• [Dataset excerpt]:
--------

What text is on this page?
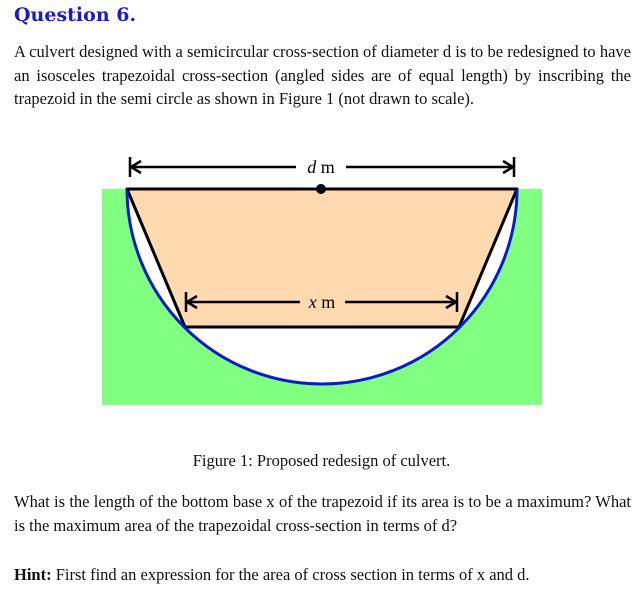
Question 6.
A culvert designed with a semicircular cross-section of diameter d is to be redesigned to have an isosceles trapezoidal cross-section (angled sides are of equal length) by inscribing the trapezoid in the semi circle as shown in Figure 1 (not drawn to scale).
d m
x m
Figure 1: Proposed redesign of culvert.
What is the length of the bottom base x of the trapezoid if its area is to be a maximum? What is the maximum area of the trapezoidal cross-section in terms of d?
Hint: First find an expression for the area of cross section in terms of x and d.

--------

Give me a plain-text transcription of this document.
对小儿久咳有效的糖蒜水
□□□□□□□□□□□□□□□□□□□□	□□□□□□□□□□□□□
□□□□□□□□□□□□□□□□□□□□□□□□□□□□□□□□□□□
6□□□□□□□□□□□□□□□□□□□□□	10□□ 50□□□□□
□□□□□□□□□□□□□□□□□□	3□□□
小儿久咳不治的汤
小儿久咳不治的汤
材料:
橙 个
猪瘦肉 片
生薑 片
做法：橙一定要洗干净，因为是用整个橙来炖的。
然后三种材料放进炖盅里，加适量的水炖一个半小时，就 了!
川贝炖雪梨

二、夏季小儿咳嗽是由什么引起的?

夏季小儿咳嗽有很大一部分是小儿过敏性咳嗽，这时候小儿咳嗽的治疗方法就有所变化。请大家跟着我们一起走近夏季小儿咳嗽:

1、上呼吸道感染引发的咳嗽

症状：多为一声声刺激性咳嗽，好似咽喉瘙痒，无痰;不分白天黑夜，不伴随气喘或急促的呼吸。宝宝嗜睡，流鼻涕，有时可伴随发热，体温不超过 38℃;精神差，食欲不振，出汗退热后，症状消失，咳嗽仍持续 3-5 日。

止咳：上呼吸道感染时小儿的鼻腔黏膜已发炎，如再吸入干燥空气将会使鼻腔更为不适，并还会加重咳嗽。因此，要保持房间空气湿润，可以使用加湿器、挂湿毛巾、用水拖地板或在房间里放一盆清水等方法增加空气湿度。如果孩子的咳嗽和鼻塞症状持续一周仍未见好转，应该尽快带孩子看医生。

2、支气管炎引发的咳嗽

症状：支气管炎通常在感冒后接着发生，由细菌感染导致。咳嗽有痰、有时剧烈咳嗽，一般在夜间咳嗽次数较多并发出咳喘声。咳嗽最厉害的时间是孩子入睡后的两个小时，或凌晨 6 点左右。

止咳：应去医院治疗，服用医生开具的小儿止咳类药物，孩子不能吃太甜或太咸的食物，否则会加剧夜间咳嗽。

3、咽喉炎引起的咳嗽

--------

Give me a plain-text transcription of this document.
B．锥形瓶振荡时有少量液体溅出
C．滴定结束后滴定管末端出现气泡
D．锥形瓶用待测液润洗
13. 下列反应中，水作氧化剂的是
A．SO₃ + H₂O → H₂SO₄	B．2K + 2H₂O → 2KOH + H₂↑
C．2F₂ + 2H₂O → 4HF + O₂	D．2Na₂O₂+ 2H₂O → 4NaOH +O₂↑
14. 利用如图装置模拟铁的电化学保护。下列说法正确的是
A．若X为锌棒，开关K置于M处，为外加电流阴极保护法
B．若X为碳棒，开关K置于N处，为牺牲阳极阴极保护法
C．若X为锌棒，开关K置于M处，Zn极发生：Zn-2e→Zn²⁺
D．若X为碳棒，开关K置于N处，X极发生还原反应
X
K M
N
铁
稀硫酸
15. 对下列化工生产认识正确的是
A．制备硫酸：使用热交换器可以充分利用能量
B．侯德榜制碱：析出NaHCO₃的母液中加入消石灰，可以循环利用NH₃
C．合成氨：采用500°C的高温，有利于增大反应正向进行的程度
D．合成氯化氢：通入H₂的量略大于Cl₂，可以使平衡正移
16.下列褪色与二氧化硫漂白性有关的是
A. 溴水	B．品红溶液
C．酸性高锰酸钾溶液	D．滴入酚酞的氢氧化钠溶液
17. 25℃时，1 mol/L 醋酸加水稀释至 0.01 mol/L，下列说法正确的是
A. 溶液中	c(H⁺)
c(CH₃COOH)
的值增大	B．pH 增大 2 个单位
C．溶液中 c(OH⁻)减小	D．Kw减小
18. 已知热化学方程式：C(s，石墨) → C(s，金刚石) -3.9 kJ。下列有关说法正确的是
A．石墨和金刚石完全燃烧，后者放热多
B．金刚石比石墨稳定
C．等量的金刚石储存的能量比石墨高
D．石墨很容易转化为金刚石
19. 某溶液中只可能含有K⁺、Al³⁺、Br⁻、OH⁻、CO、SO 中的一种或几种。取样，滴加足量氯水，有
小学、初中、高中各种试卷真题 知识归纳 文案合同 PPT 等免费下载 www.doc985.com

--------

• [DIRECTIONS]:
Using the data above, copy each line that contains "area".

• [EXPECTED ANSWER]:
What is the length of the bottom base x of the trapezoid if its area is to be a maximum? What is the maximum area of the trapezoidal cross-section in terms of d?
Hint: First find an expression for the area of cross section in terms of x and d.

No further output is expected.